**THE EXERCISE**. Compile every line that includes the word "grains".
__________
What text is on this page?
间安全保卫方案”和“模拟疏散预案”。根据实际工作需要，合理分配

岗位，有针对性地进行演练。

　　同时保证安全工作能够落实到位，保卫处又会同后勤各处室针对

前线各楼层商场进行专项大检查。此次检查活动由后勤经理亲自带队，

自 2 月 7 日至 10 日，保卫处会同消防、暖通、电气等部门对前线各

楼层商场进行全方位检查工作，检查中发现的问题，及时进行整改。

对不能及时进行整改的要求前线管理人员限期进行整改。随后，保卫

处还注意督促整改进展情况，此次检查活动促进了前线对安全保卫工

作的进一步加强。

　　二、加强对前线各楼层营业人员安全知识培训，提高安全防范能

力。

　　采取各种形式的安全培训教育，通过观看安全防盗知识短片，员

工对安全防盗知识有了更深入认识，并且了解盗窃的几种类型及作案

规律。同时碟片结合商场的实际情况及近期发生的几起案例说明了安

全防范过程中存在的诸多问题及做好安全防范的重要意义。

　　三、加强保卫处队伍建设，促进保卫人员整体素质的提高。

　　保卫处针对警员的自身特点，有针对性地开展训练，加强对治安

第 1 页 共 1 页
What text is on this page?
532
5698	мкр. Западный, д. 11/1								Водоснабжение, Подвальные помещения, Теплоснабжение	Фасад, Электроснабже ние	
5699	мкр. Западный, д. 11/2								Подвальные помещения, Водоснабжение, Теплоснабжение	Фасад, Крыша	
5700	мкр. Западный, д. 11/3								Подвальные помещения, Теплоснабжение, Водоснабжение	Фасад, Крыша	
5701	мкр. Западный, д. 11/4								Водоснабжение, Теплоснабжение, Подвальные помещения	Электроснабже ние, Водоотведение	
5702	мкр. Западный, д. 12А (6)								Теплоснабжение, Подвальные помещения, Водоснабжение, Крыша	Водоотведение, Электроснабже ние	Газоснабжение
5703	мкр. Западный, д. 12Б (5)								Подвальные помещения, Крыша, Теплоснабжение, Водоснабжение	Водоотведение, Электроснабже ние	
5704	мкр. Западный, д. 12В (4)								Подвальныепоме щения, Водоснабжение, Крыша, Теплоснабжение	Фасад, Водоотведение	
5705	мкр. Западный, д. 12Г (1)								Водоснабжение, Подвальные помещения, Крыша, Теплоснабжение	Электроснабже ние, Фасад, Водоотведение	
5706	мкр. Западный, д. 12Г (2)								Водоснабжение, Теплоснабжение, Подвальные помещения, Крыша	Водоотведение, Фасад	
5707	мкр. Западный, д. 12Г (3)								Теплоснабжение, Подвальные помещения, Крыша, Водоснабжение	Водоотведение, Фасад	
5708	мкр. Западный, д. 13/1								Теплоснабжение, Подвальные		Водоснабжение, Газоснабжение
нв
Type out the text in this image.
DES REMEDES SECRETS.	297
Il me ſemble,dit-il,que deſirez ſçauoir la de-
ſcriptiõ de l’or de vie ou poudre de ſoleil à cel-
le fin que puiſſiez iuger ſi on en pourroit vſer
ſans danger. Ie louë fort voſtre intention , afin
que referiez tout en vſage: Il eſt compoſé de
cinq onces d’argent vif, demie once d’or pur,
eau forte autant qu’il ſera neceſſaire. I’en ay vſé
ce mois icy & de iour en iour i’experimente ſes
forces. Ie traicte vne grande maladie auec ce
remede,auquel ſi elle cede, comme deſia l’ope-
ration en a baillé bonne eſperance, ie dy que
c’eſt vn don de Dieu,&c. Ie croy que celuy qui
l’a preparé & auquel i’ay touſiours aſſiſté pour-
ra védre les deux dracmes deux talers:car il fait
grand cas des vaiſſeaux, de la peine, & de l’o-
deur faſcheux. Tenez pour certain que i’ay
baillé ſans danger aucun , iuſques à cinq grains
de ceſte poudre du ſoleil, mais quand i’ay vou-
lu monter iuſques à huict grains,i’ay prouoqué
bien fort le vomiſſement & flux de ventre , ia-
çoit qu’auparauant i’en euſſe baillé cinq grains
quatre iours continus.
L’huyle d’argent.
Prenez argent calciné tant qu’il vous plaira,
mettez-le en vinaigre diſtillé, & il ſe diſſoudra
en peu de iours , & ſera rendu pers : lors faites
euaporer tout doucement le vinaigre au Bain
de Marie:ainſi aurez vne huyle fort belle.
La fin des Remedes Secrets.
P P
__________
**THE RESULT**.
baillé ſans danger aucun , iuſques à cinq grains
lu monter iuſques à huict grains,i’ay prouoqué
çoit qu’auparauant i’en euſſe baillé cinq grains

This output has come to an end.